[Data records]
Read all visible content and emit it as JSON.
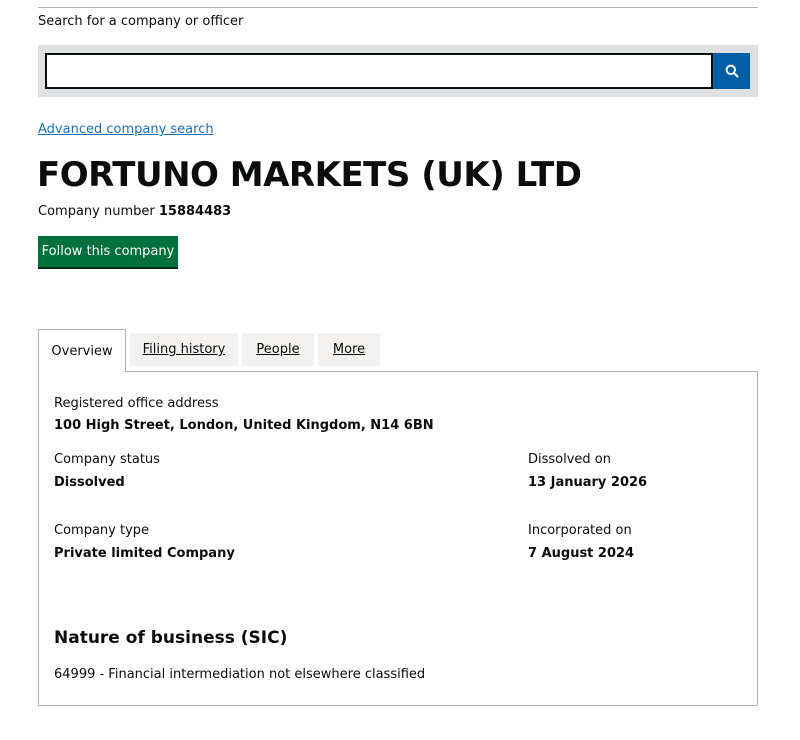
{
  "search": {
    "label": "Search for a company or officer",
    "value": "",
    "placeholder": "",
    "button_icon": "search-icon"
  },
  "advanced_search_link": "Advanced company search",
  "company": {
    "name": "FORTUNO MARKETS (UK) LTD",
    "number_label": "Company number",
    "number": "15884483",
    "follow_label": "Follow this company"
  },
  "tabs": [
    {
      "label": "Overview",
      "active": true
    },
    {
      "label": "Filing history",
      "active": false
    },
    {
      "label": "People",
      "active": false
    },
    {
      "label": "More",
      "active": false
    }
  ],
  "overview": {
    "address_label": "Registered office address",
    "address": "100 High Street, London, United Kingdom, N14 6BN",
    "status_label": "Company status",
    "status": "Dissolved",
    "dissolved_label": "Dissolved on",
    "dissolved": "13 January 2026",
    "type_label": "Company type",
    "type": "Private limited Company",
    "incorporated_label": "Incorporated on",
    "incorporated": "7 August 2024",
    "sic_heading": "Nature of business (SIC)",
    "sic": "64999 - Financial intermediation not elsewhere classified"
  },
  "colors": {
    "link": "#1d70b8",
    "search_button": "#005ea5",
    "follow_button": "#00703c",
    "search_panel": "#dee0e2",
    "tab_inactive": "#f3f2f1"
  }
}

- [What is being asked] Pictures are not part of the copy; reproduce everything else in the records exactly.

- [Exercise solution]
Read all visible content and emit it as JSON.
{
  "search": {
    "label": "Search for a company or officer",
    "value": "",
    "placeholder": "",
    "button_icon": "search-icon"
  },
  "advanced_search_link": "Advanced company search",
  "company": {
    "name": "FORTUNO MARKETS (UK) LTD",
    "number_label": "Company number",
    "number": "15884483",
    "follow_label": "Follow this company"
  },
  "tabs": [
    {
      "label": "Overview",
      "active": true
    },
    {
      "label": "Filing history",
      "active": false
    },
    {
      "label": "People",
      "active": false
    },
    {
      "label": "More",
      "active": false
    }
  ],
  "overview": {
    "address_label": "Registered office address",
    "address": "100 High Street, London, United Kingdom, N14 6BN",
    "status_label": "Company status",
    "status": "Dissolved",
    "dissolved_label": "Dissolved on",
    "dissolved": "13 January 2026",
    "type_label": "Company type",
    "type": "Private limited Company",
    "incorporated_label": "Incorporated on",
    "incorporated": "7 August 2024",
    "sic_heading": "Nature of business (SIC)",
    "sic": "64999 - Financial intermediation not elsewhere classified"
  },
  "colors": {
    "link": "#1d70b8",
    "search_button": "#005ea5",
    "follow_button": "#00703c",
    "search_panel": "#dee0e2",
    "tab_inactive": "#f3f2f1"
  }
}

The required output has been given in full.